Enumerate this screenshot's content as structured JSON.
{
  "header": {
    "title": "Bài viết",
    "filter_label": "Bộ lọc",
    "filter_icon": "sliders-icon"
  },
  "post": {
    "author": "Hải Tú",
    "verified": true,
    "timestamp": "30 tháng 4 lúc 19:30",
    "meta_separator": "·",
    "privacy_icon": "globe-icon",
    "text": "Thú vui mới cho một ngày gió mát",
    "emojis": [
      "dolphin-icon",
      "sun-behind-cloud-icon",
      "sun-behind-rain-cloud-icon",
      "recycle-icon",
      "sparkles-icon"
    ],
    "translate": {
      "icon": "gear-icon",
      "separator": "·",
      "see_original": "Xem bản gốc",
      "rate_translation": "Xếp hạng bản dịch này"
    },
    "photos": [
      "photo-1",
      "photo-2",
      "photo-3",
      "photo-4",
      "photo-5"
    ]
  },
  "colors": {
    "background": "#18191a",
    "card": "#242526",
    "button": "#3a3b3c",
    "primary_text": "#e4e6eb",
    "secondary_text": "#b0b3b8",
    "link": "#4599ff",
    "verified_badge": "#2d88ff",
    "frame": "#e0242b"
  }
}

-=-=-

EXERCISE REQUIREMENTS:
Make an exact copy of the records.

WRITTEN REPLY:
Enumerate this screenshot's content as structured JSON.
{
  "header": {
    "title": "Bài viết",
    "filter_label": "Bộ lọc",
    "filter_icon": "sliders-icon"
  },
  "post": {
    "author": "Hải Tú",
    "verified": true,
    "timestamp": "30 tháng 4 lúc 19:30",
    "meta_separator": "·",
    "privacy_icon": "globe-icon",
    "text": "Thú vui mới cho một ngày gió mát",
    "emojis": [
      "dolphin-icon",
      "sun-behind-cloud-icon",
      "sun-behind-rain-cloud-icon",
      "recycle-icon",
      "sparkles-icon"
    ],
    "translate": {
      "icon": "gear-icon",
      "separator": "·",
      "see_original": "Xem bản gốc",
      "rate_translation": "Xếp hạng bản dịch này"
    },
    "photos": [
      "photo-1",
      "photo-2",
      "photo-3",
      "photo-4",
      "photo-5"
    ]
  },
  "colors": {
    "background": "#18191a",
    "card": "#242526",
    "button": "#3a3b3c",
    "primary_text": "#e4e6eb",
    "secondary_text": "#b0b3b8",
    "link": "#4599ff",
    "verified_badge": "#2d88ff",
    "frame": "#e0242b"
  }
}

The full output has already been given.